• _WORK TO BE COMPLETED_: Using the listing below, select the lines with the word "JSON" and copy them.

Entries with figure data
------
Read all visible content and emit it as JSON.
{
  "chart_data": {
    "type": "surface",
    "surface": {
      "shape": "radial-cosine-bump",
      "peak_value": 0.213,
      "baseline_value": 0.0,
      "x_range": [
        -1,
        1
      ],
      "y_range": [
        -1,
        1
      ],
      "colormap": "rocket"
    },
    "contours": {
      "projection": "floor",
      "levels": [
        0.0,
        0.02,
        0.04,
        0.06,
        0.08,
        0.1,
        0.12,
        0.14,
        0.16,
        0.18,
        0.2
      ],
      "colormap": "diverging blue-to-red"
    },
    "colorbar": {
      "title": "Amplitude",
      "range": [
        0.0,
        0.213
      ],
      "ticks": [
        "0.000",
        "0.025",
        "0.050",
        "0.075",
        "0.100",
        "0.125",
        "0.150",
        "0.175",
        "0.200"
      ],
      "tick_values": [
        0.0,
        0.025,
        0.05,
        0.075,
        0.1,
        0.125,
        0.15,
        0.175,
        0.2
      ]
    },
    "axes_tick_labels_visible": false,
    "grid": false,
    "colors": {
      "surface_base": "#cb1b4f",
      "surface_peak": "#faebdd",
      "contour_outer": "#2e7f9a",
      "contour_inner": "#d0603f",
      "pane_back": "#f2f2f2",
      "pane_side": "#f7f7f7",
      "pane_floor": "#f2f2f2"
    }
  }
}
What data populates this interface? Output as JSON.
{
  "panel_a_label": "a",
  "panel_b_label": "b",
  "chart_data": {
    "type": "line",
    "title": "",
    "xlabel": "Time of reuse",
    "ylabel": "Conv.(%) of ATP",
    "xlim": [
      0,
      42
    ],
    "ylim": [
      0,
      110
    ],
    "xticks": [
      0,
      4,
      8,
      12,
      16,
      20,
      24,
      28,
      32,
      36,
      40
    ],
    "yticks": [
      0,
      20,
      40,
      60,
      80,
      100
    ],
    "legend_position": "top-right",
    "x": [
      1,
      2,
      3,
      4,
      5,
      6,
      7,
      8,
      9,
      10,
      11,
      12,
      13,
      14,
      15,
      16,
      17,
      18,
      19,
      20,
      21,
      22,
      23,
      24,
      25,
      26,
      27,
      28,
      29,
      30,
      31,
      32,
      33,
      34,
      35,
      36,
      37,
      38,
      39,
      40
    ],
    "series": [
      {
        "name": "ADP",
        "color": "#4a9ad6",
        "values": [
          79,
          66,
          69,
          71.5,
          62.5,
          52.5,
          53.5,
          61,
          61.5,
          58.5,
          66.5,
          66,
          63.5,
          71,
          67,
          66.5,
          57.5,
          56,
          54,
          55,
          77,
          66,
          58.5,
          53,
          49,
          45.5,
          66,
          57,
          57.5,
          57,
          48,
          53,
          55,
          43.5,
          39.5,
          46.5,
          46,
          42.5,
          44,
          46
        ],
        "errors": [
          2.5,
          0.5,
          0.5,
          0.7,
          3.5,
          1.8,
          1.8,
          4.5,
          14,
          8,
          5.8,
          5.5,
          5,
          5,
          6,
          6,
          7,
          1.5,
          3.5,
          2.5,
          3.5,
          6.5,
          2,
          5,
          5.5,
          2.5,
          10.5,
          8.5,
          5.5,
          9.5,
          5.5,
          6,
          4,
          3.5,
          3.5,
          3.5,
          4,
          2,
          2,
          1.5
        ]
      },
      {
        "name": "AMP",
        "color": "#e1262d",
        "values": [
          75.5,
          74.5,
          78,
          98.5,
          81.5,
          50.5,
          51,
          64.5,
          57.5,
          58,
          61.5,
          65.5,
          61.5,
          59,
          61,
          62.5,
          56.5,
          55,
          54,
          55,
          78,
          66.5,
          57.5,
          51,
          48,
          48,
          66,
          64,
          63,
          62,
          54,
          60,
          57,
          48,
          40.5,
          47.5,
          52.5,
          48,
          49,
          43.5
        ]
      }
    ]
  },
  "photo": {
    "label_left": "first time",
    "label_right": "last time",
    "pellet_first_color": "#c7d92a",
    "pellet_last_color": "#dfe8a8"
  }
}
------
• _EXERCISE SOLUTION_:
Read all visible content and emit it as JSON.
What data populates this interface? Output as JSON.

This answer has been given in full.